## begin DATASET
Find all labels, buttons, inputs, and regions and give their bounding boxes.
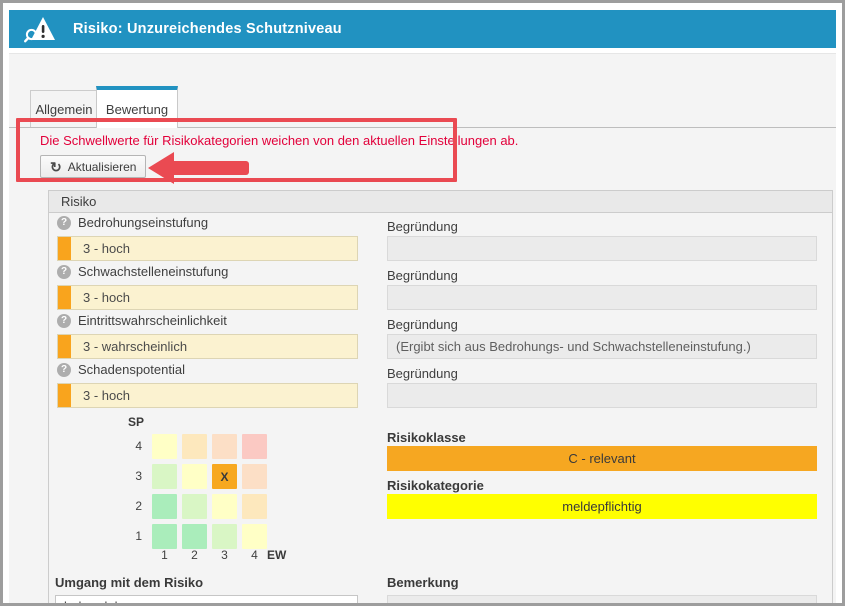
aktualisieren-button-label: Aktualisieren (68, 160, 137, 174)
bedrohungseinstufung-label-row: ? Bedrohungseinstufung (57, 215, 208, 230)
begruendung-input[interactable] (387, 236, 817, 261)
tab-bewertung[interactable]: Bewertung (96, 86, 178, 128)
severity-stripe (58, 335, 71, 358)
begruendung-label: Begründung (387, 268, 458, 283)
title-bar: Risiko: Unzureichendes Schutzniveau (9, 10, 836, 48)
matrix-col-label: 3 (212, 548, 237, 562)
matrix-cell[interactable] (182, 434, 207, 459)
schwachstelleneinstufung-label-row: ? Schwachstelleneinstufung (57, 264, 228, 279)
matrix-x-axis-label: EW (267, 548, 286, 562)
risikokategorie-value-bar: meldepflichtig (387, 494, 817, 519)
help-icon[interactable]: ? (57, 363, 71, 377)
threshold-warning-text: Die Schwellwerte für Risikokategorien we… (40, 133, 518, 148)
risiko-section-title: Risiko (48, 190, 833, 213)
begruendung-label: Begründung (387, 366, 458, 381)
eintrittswahrscheinlichkeit-label-row: ? Eintrittswahrscheinlichkeit (57, 313, 227, 328)
schadenspotential-select[interactable]: 3 - hoch (57, 383, 358, 408)
begruendung-input[interactable] (387, 285, 817, 310)
header-divider (9, 53, 836, 54)
schwachstelleneinstufung-select[interactable]: 3 - hoch (57, 285, 358, 310)
matrix-cell[interactable] (152, 464, 177, 489)
bedrohungseinstufung-select[interactable]: 3 - hoch (57, 236, 358, 261)
tab-allgemein[interactable]: Allgemein (30, 90, 97, 128)
matrix-cell[interactable] (242, 494, 267, 519)
begruendung-readonly: (Ergibt sich aus Bedrohungs- und Schwach… (387, 334, 817, 359)
umgang-mit-dem-risiko-label: Umgang mit dem Risiko (55, 575, 203, 590)
risk-matrix: X (152, 434, 267, 549)
severity-stripe (58, 286, 71, 309)
matrix-cell[interactable] (212, 494, 237, 519)
refresh-icon: ↻ (50, 160, 62, 174)
matrix-y-axis-label: SP (128, 415, 144, 429)
annotation-arrow-icon (148, 152, 174, 184)
matrix-cell[interactable] (152, 434, 177, 459)
risikokategorie-label: Risikokategorie (387, 478, 484, 493)
bedrohungseinstufung-label: Bedrohungseinstufung (78, 215, 208, 230)
eintrittswahrscheinlichkeit-label: Eintrittswahrscheinlichkeit (78, 313, 227, 328)
matrix-row-label: 2 (128, 499, 142, 513)
help-icon[interactable]: ? (57, 265, 71, 279)
page-title: Risiko: Unzureichendes Schutzniveau (73, 21, 342, 37)
begruendung-label: Begründung (387, 317, 458, 332)
bemerkung-label: Bemerkung (387, 575, 459, 590)
begruendung-label: Begründung (387, 219, 458, 234)
matrix-cell[interactable] (152, 524, 177, 549)
annotation-arrow-tail (173, 161, 249, 175)
severity-stripe (58, 384, 71, 407)
begruendung-input[interactable] (387, 383, 817, 408)
app-window: Risiko: Unzureichendes Schutzniveau Allg… (0, 0, 845, 608)
matrix-cell[interactable] (242, 434, 267, 459)
matrix-cell[interactable] (242, 524, 267, 549)
matrix-col-label: 2 (182, 548, 207, 562)
matrix-col-label: 1 (152, 548, 177, 562)
schwachstelleneinstufung-label: Schwachstelleneinstufung (78, 264, 228, 279)
matrix-cell[interactable] (182, 494, 207, 519)
matrix-col-label: 4 (242, 548, 267, 562)
matrix-cell-selected[interactable]: X (212, 464, 237, 489)
matrix-row-label: 1 (128, 529, 142, 543)
matrix-cell[interactable] (242, 464, 267, 489)
matrix-row-label: 4 (128, 439, 142, 453)
risikoklasse-label: Risikoklasse (387, 430, 466, 445)
matrix-row-label: 3 (128, 469, 142, 483)
schadenspotential-label-row: ? Schadenspotential (57, 362, 185, 377)
matrix-cell[interactable] (182, 464, 207, 489)
matrix-cell[interactable] (212, 524, 237, 549)
risikoklasse-value-bar: C - relevant (387, 446, 817, 471)
aktualisieren-button[interactable]: ↻ Aktualisieren (40, 155, 146, 178)
matrix-cell[interactable] (182, 524, 207, 549)
risk-warning-search-icon (23, 14, 59, 44)
matrix-cell[interactable] (212, 434, 237, 459)
schadenspotential-label: Schadenspotential (78, 362, 185, 377)
help-icon[interactable]: ? (57, 216, 71, 230)
matrix-cell[interactable] (152, 494, 177, 519)
severity-stripe (58, 237, 71, 260)
help-icon[interactable]: ? (57, 314, 71, 328)
eintrittswahrscheinlichkeit-select[interactable]: 3 - wahrscheinlich (57, 334, 358, 359)
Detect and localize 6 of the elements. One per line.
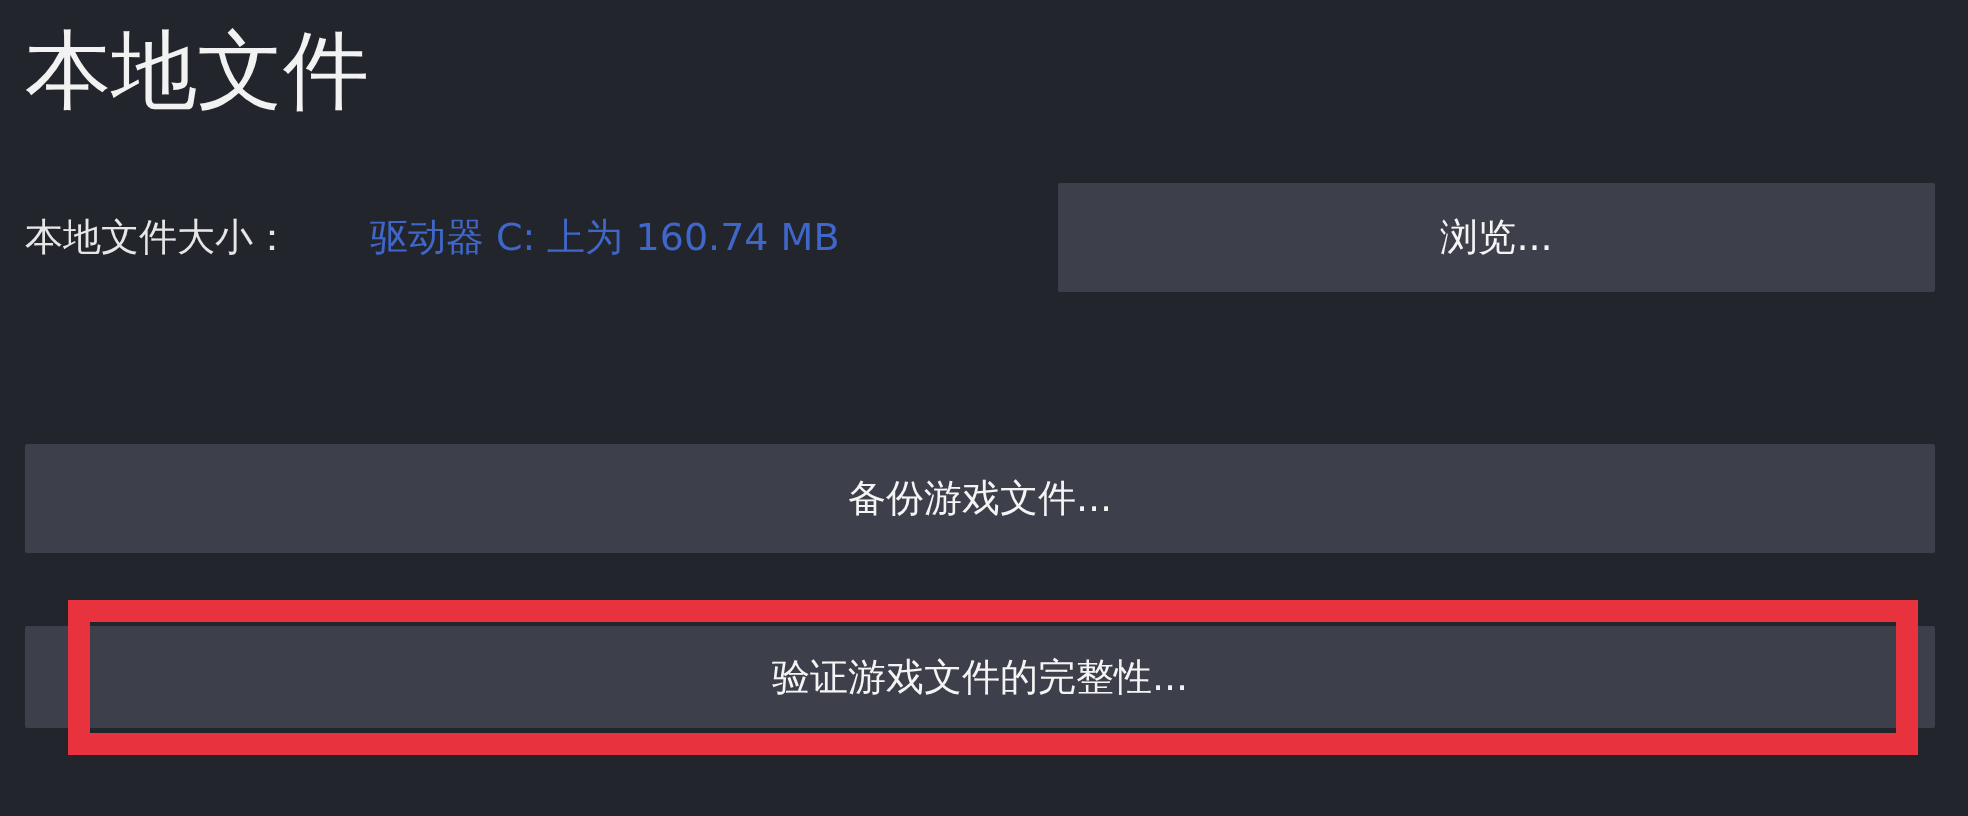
action-button[interactable]: 备份游戏文件... [25, 444, 1935, 553]
action-button[interactable]: 验证游戏文件的完整性... [25, 626, 1935, 728]
browse-button[interactable]: 浏览... [1058, 183, 1935, 292]
page-title: 本地文件 [25, 19, 370, 122]
size-value: 驱动器 C: 上为 160.74 MB [370, 214, 841, 261]
size-label: 本地文件大小： [25, 214, 292, 261]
## end DATASET
TASK DESCRIPTION – Copy the whole listing above line for line, leaving out the pictures.

FINAL ANSWER –
Find all labels, buttons, inputs, and regions and give their bounding boxes.
aktualisieren-button-label: Aktualisieren (68, 160, 137, 174)
bedrohungseinstufung-label-row: ? Bedrohungseinstufung (57, 215, 208, 230)
begruendung-input[interactable] (387, 236, 817, 261)
tab-bewertung[interactable]: Bewertung (96, 86, 178, 128)
severity-stripe (58, 335, 71, 358)
begruendung-label: Begründung (387, 268, 458, 283)
title-bar: Risiko: Unzureichendes Schutzniveau (9, 10, 836, 48)
matrix-col-label: 3 (212, 548, 237, 562)
matrix-cell[interactable] (182, 434, 207, 459)
schwachstelleneinstufung-label-row: ? Schwachstelleneinstufung (57, 264, 228, 279)
matrix-x-axis-label: EW (267, 548, 286, 562)
risikokategorie-value-bar: meldepflichtig (387, 494, 817, 519)
help-icon[interactable]: ? (57, 363, 71, 377)
threshold-warning-text: Die Schwellwerte für Risikokategorien we… (40, 133, 518, 148)
risiko-section-title: Risiko (48, 190, 833, 213)
begruendung-label: Begründung (387, 366, 458, 381)
eintrittswahrscheinlichkeit-label-row: ? Eintrittswahrscheinlichkeit (57, 313, 227, 328)
schadenspotential-select[interactable]: 3 - hoch (57, 383, 358, 408)
begruendung-input[interactable] (387, 285, 817, 310)
header-divider (9, 53, 836, 54)
schwachstelleneinstufung-select[interactable]: 3 - hoch (57, 285, 358, 310)
matrix-cell[interactable] (152, 464, 177, 489)
bedrohungseinstufung-select[interactable]: 3 - hoch (57, 236, 358, 261)
tab-allgemein[interactable]: Allgemein (30, 90, 97, 128)
matrix-cell[interactable] (242, 494, 267, 519)
begruendung-readonly: (Ergibt sich aus Bedrohungs- und Schwach… (387, 334, 817, 359)
umgang-mit-dem-risiko-label: Umgang mit dem Risiko (55, 575, 203, 590)
risk-matrix: X (152, 434, 267, 549)
severity-stripe (58, 286, 71, 309)
matrix-cell[interactable] (212, 494, 237, 519)
refresh-icon: ↻ (50, 160, 62, 174)
matrix-y-axis-label: SP (128, 415, 144, 429)
annotation-arrow-icon (148, 152, 174, 184)
matrix-cell[interactable] (152, 434, 177, 459)
risikokategorie-label: Risikokategorie (387, 478, 484, 493)
bedrohungseinstufung-label: Bedrohungseinstufung (78, 215, 208, 230)
eintrittswahrscheinlichkeit-label: Eintrittswahrscheinlichkeit (78, 313, 227, 328)
matrix-row-label: 2 (128, 499, 142, 513)
help-icon[interactable]: ? (57, 265, 71, 279)
page-title: Risiko: Unzureichendes Schutzniveau (73, 21, 342, 37)
begruendung-label: Begründung (387, 317, 458, 332)
bemerkung-label: Bemerkung (387, 575, 459, 590)
begruendung-label: Begründung (387, 219, 458, 234)
matrix-cell[interactable] (152, 524, 177, 549)
annotation-arrow-tail (173, 161, 249, 175)
severity-stripe (58, 384, 71, 407)
begruendung-input[interactable] (387, 383, 817, 408)
app-window: Risiko: Unzureichendes Schutzniveau Allg… (0, 0, 845, 608)
matrix-cell[interactable] (242, 434, 267, 459)
matrix-cell[interactable] (242, 524, 267, 549)
matrix-col-label: 2 (182, 548, 207, 562)
matrix-col-label: 1 (152, 548, 177, 562)
schwachstelleneinstufung-label: Schwachstelleneinstufung (78, 264, 228, 279)
matrix-cell[interactable] (182, 494, 207, 519)
matrix-col-label: 4 (242, 548, 267, 562)
matrix-cell-selected[interactable]: X (212, 464, 237, 489)
matrix-row-label: 1 (128, 529, 142, 543)
matrix-cell[interactable] (242, 464, 267, 489)
matrix-row-label: 4 (128, 439, 142, 453)
risikoklasse-label: Risikoklasse (387, 430, 466, 445)
matrix-row-label: 3 (128, 469, 142, 483)
schadenspotential-label-row: ? Schadenspotential (57, 362, 185, 377)
matrix-cell[interactable] (182, 464, 207, 489)
matrix-cell[interactable] (212, 524, 237, 549)
risikoklasse-value-bar: C - relevant (387, 446, 817, 471)
aktualisieren-button[interactable]: ↻ Aktualisieren (40, 155, 146, 178)
matrix-cell[interactable] (182, 524, 207, 549)
risk-warning-search-icon (23, 14, 59, 44)
matrix-cell[interactable] (212, 434, 237, 459)
schadenspotential-label: Schadenspotential (78, 362, 185, 377)
help-icon[interactable]: ? (57, 216, 71, 230)
matrix-cell[interactable] (152, 494, 177, 519)
severity-stripe (58, 237, 71, 260)
help-icon[interactable]: ? (57, 314, 71, 328)
eintrittswahrscheinlichkeit-select[interactable]: 3 - wahrscheinlich (57, 334, 358, 359)
Detect and localize 6 of the elements. One per line.
action-button[interactable]: 备份游戏文件... [25, 444, 1935, 553]
action-button[interactable]: 验证游戏文件的完整性... [25, 626, 1935, 728]
browse-button[interactable]: 浏览... [1058, 183, 1935, 292]
page-title: 本地文件 [25, 19, 370, 122]
size-value: 驱动器 C: 上为 160.74 MB [370, 214, 841, 261]
size-label: 本地文件大小： [25, 214, 292, 261]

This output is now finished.